> **Dataset**:
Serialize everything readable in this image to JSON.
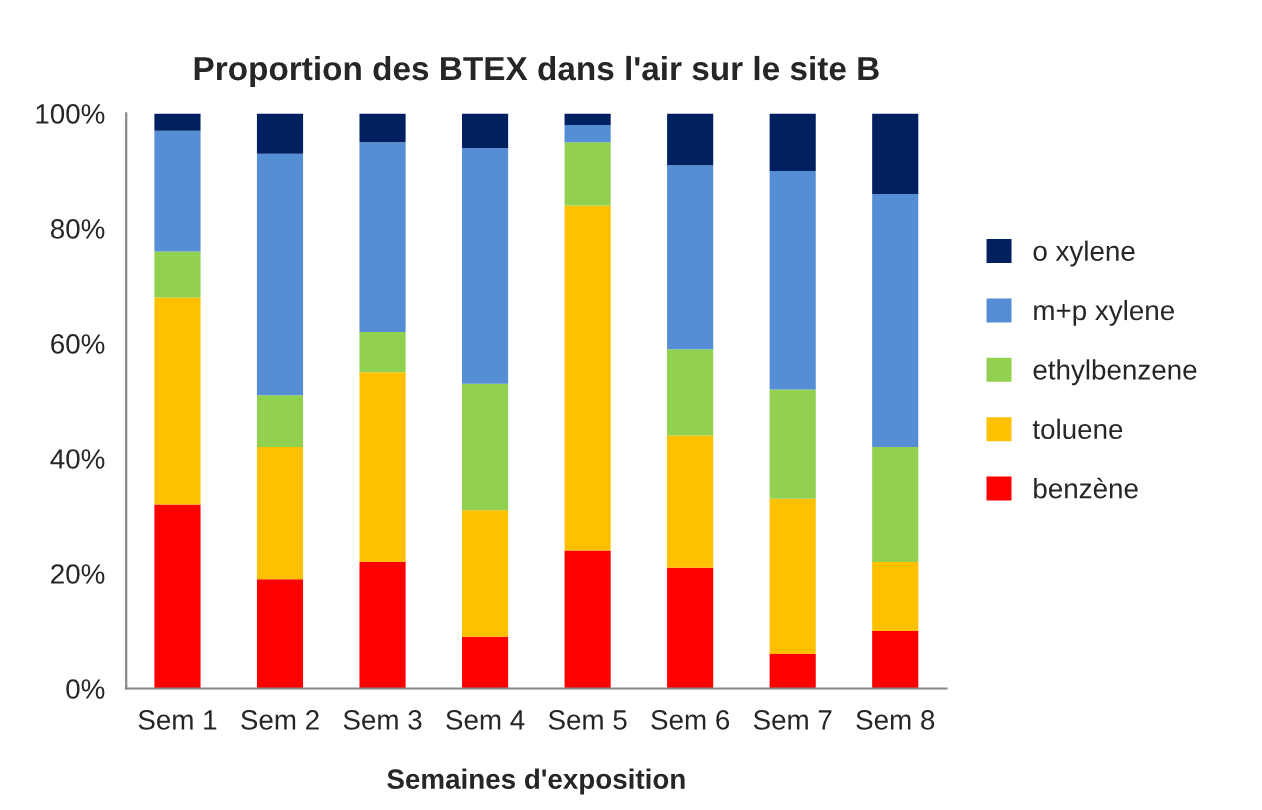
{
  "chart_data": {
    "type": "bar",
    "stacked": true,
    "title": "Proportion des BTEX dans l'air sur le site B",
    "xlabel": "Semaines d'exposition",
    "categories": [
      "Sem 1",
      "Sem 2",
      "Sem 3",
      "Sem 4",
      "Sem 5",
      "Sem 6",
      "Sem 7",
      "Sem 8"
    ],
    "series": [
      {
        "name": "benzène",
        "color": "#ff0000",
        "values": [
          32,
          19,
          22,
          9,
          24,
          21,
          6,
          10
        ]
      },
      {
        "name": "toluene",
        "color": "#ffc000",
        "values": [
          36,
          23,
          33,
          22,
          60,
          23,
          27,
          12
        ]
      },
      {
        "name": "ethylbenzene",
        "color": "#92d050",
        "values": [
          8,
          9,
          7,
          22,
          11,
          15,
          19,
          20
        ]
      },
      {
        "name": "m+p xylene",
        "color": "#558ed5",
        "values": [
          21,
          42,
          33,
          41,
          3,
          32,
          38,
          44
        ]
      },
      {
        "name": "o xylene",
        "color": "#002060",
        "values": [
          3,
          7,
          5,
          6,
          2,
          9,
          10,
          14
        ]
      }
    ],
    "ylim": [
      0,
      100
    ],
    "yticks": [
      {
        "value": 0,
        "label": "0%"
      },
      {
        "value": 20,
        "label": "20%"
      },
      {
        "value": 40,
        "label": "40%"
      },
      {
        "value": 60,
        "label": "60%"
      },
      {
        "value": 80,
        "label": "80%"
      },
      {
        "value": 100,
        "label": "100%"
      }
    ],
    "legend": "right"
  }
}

> **Do this**: Retype all the records shown above, character for character. Omit every picture.

> **Response to this exercise**:
Serialize everything readable in this image to JSON.
{
  "chart_data": {
    "type": "bar",
    "stacked": true,
    "title": "Proportion des BTEX dans l'air sur le site B",
    "xlabel": "Semaines d'exposition",
    "categories": [
      "Sem 1",
      "Sem 2",
      "Sem 3",
      "Sem 4",
      "Sem 5",
      "Sem 6",
      "Sem 7",
      "Sem 8"
    ],
    "series": [
      {
        "name": "benzène",
        "color": "#ff0000",
        "values": [
          32,
          19,
          22,
          9,
          24,
          21,
          6,
          10
        ]
      },
      {
        "name": "toluene",
        "color": "#ffc000",
        "values": [
          36,
          23,
          33,
          22,
          60,
          23,
          27,
          12
        ]
      },
      {
        "name": "ethylbenzene",
        "color": "#92d050",
        "values": [
          8,
          9,
          7,
          22,
          11,
          15,
          19,
          20
        ]
      },
      {
        "name": "m+p xylene",
        "color": "#558ed5",
        "values": [
          21,
          42,
          33,
          41,
          3,
          32,
          38,
          44
        ]
      },
      {
        "name": "o xylene",
        "color": "#002060",
        "values": [
          3,
          7,
          5,
          6,
          2,
          9,
          10,
          14
        ]
      }
    ],
    "ylim": [
      0,
      100
    ],
    "yticks": [
      {
        "value": 0,
        "label": "0%"
      },
      {
        "value": 20,
        "label": "20%"
      },
      {
        "value": 40,
        "label": "40%"
      },
      {
        "value": 60,
        "label": "60%"
      },
      {
        "value": 80,
        "label": "80%"
      },
      {
        "value": 100,
        "label": "100%"
      }
    ],
    "legend": "right"
  }
}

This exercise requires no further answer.